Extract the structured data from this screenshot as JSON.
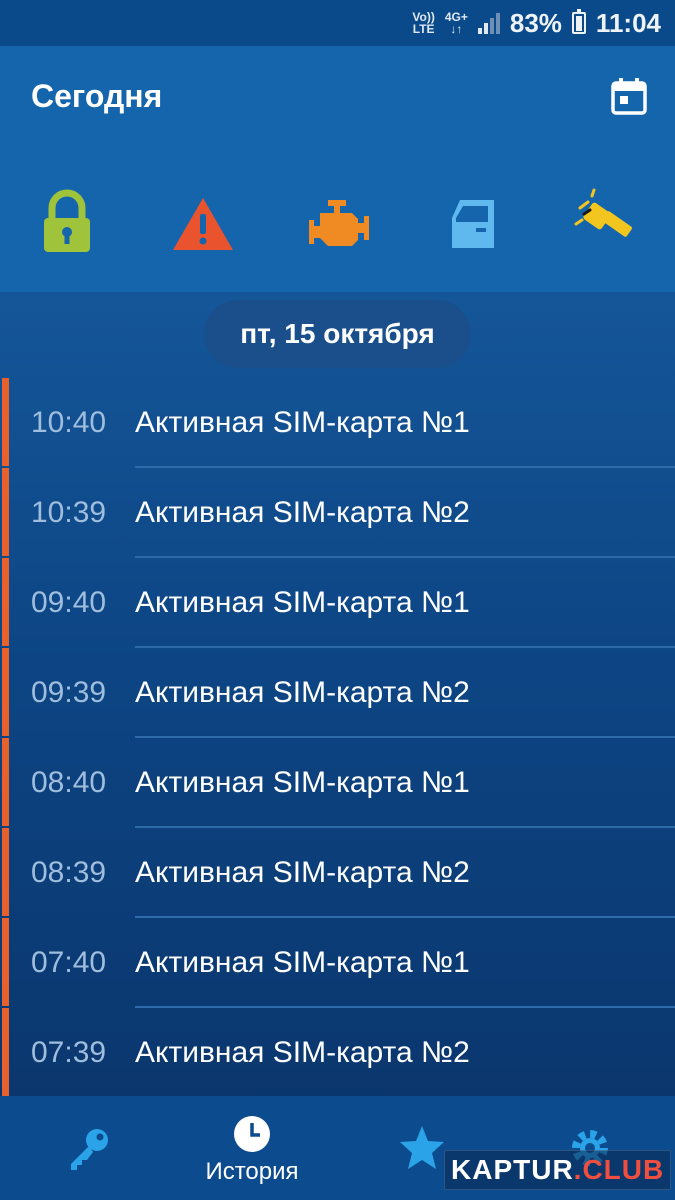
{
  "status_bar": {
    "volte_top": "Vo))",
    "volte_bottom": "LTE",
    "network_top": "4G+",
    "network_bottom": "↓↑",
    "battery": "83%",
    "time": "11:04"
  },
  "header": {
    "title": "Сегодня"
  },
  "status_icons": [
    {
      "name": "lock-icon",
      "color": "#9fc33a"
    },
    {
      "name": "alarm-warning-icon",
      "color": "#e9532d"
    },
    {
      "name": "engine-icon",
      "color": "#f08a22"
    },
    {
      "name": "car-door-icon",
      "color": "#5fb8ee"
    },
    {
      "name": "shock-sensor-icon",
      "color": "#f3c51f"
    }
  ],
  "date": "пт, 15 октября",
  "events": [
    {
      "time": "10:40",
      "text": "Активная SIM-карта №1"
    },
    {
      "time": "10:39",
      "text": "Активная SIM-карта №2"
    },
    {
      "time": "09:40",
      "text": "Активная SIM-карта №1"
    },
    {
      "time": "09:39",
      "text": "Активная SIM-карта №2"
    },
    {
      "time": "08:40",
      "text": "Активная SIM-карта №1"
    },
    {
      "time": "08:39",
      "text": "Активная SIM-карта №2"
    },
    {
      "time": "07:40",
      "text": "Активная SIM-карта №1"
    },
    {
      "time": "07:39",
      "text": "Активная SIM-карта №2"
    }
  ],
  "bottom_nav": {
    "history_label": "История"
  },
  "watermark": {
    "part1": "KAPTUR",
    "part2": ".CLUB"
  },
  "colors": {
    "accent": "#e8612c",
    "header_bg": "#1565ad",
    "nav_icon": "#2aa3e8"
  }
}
━━━━
WRITTEN EXERCISE -> Copy the whole listing above word for word but do not carry over the pictures.

EXERCISE OUTPUT ->
Extract the structured data from this screenshot as JSON.
{
  "status_bar": {
    "volte_top": "Vo))",
    "volte_bottom": "LTE",
    "network_top": "4G+",
    "network_bottom": "↓↑",
    "battery": "83%",
    "time": "11:04"
  },
  "header": {
    "title": "Сегодня"
  },
  "status_icons": [
    {
      "name": "lock-icon",
      "color": "#9fc33a"
    },
    {
      "name": "alarm-warning-icon",
      "color": "#e9532d"
    },
    {
      "name": "engine-icon",
      "color": "#f08a22"
    },
    {
      "name": "car-door-icon",
      "color": "#5fb8ee"
    },
    {
      "name": "shock-sensor-icon",
      "color": "#f3c51f"
    }
  ],
  "date": "пт, 15 октября",
  "events": [
    {
      "time": "10:40",
      "text": "Активная SIM-карта №1"
    },
    {
      "time": "10:39",
      "text": "Активная SIM-карта №2"
    },
    {
      "time": "09:40",
      "text": "Активная SIM-карта №1"
    },
    {
      "time": "09:39",
      "text": "Активная SIM-карта №2"
    },
    {
      "time": "08:40",
      "text": "Активная SIM-карта №1"
    },
    {
      "time": "08:39",
      "text": "Активная SIM-карта №2"
    },
    {
      "time": "07:40",
      "text": "Активная SIM-карта №1"
    },
    {
      "time": "07:39",
      "text": "Активная SIM-карта №2"
    }
  ],
  "bottom_nav": {
    "history_label": "История"
  },
  "watermark": {
    "part1": "KAPTUR",
    "part2": ".CLUB"
  },
  "colors": {
    "accent": "#e8612c",
    "header_bg": "#1565ad",
    "nav_icon": "#2aa3e8"
  }
}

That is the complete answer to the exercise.